» Required action: Extract each record and reproduce it exactly.

» Listed entries:
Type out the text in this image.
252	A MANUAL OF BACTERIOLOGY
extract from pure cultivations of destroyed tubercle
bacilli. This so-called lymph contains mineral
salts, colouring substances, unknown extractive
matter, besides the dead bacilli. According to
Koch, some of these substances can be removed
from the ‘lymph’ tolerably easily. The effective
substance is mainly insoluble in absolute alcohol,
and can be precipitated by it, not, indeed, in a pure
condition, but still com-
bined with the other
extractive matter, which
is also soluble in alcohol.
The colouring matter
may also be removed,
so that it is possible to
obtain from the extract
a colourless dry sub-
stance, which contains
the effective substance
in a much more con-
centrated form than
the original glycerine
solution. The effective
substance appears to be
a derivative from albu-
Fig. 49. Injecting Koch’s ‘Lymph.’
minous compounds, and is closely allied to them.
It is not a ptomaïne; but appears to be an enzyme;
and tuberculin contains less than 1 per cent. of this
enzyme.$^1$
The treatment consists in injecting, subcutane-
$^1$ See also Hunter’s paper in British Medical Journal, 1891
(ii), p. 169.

» Completed task:
Type out the text in this image.
252	A MANUAL OF BACTERIOLOGY
extract from pure cultivations of destroyed tubercle
bacilli. This so-called lymph contains mineral
salts, colouring substances, unknown extractive
matter, besides the dead bacilli. According to
Koch, some of these substances can be removed
from the ‘lymph’ tolerably easily. The effective
substance is mainly insoluble in absolute alcohol,
and can be precipitated by it, not, indeed, in a pure
condition, but still com-
bined with the other
extractive matter, which
is also soluble in alcohol.
The colouring matter
may also be removed,
so that it is possible to
obtain from the extract
a colourless dry sub-
stance, which contains
the effective substance
in a much more con-
centrated form than
the original glycerine
solution. The effective
substance appears to be
a derivative from albu-
Fig. 49. Injecting Koch’s ‘Lymph.’
minous compounds, and is closely allied to them.
It is not a ptomaïne; but appears to be an enzyme;
and tuberculin contains less than 1 per cent. of this
enzyme.$^1$
The treatment consists in injecting, subcutane-
$^1$ See also Hunter’s paper in British Medical Journal, 1891
(ii), p. 169.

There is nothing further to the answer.